(Data records)
··········

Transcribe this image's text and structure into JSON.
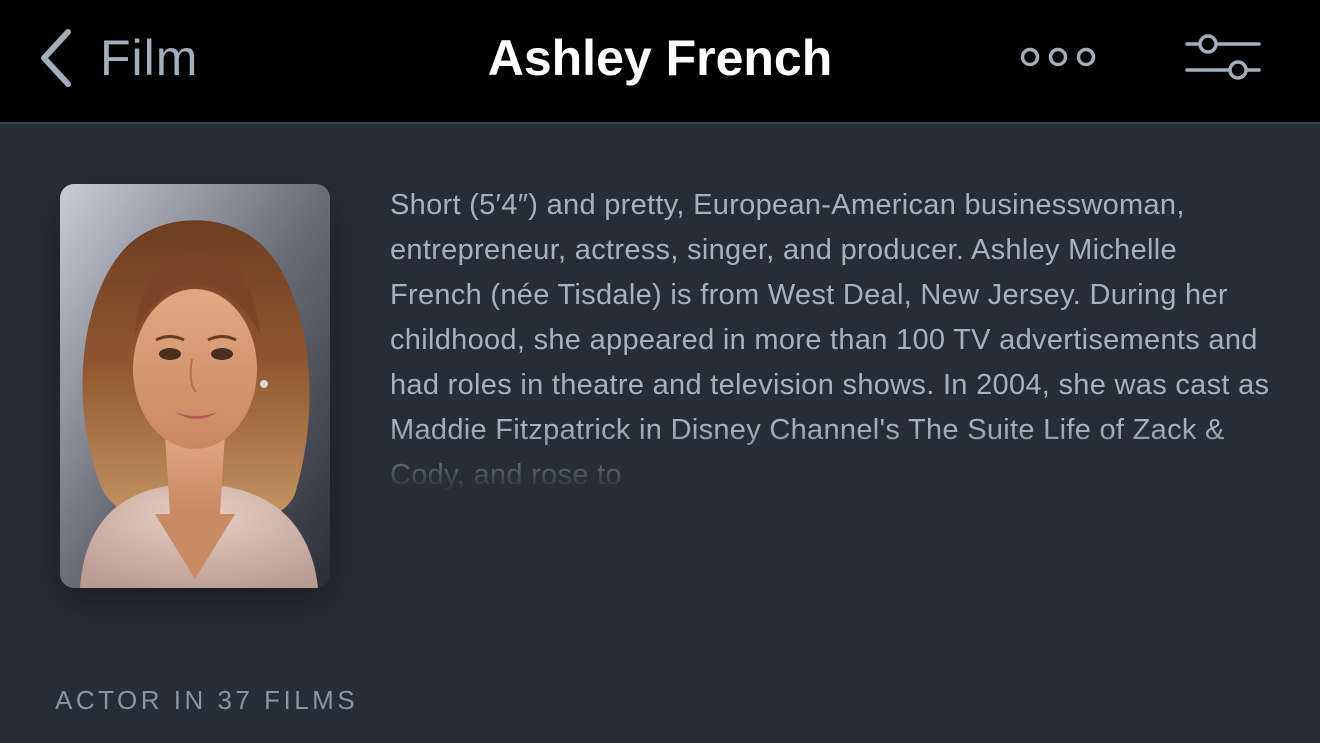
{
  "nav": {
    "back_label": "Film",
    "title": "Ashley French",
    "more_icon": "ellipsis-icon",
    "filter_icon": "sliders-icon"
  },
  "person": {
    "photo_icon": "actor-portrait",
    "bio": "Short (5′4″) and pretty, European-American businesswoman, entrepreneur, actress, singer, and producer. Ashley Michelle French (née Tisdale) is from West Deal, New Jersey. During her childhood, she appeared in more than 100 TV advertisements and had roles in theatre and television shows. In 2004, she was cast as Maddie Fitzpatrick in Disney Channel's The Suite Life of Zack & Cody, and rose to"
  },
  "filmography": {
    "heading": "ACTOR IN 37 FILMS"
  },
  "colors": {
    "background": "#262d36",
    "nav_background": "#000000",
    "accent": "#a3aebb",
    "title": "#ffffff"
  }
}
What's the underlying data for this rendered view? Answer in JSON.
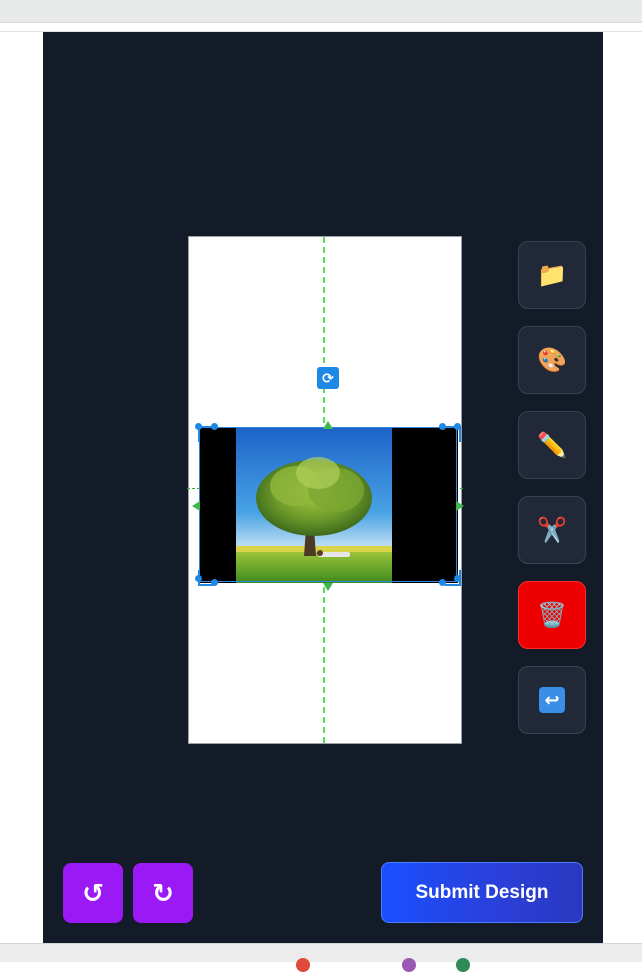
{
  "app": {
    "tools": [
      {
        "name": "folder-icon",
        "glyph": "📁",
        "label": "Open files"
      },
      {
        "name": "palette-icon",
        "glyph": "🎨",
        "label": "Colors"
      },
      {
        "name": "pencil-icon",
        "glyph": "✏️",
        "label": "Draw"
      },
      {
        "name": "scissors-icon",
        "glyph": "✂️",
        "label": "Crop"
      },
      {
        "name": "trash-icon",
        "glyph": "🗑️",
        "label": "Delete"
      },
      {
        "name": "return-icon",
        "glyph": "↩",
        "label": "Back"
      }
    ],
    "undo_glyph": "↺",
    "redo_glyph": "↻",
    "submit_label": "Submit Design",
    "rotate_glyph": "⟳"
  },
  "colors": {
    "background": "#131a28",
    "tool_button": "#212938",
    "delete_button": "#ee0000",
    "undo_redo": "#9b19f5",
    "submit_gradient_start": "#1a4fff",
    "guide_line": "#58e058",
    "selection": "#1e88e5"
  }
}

··········

■ Aim of the exercise
Retype the listing exactly. Pictures do not belong in the copy.

■ Written answer
Transcribe this image's text and structure into JSON.
{
  "nav": {
    "back_label": "Film",
    "title": "Ashley French",
    "more_icon": "ellipsis-icon",
    "filter_icon": "sliders-icon"
  },
  "person": {
    "photo_icon": "actor-portrait",
    "bio": "Short (5′4″) and pretty, European-American businesswoman, entrepreneur, actress, singer, and producer. Ashley Michelle French (née Tisdale) is from West Deal, New Jersey. During her childhood, she appeared in more than 100 TV advertisements and had roles in theatre and television shows. In 2004, she was cast as Maddie Fitzpatrick in Disney Channel's The Suite Life of Zack & Cody, and rose to"
  },
  "filmography": {
    "heading": "ACTOR IN 37 FILMS"
  },
  "colors": {
    "background": "#262d36",
    "nav_background": "#000000",
    "accent": "#a3aebb",
    "title": "#ffffff"
  }
}
What's the underlying data for this rendered view? Answer in JSON.
{
  "app": {
    "tools": [
      {
        "name": "folder-icon",
        "glyph": "📁",
        "label": "Open files"
      },
      {
        "name": "palette-icon",
        "glyph": "🎨",
        "label": "Colors"
      },
      {
        "name": "pencil-icon",
        "glyph": "✏️",
        "label": "Draw"
      },
      {
        "name": "scissors-icon",
        "glyph": "✂️",
        "label": "Crop"
      },
      {
        "name": "trash-icon",
        "glyph": "🗑️",
        "label": "Delete"
      },
      {
        "name": "return-icon",
        "glyph": "↩",
        "label": "Back"
      }
    ],
    "undo_glyph": "↺",
    "redo_glyph": "↻",
    "submit_label": "Submit Design",
    "rotate_glyph": "⟳"
  },
  "colors": {
    "background": "#131a28",
    "tool_button": "#212938",
    "delete_button": "#ee0000",
    "undo_redo": "#9b19f5",
    "submit_gradient_start": "#1a4fff",
    "guide_line": "#58e058",
    "selection": "#1e88e5"
  }
}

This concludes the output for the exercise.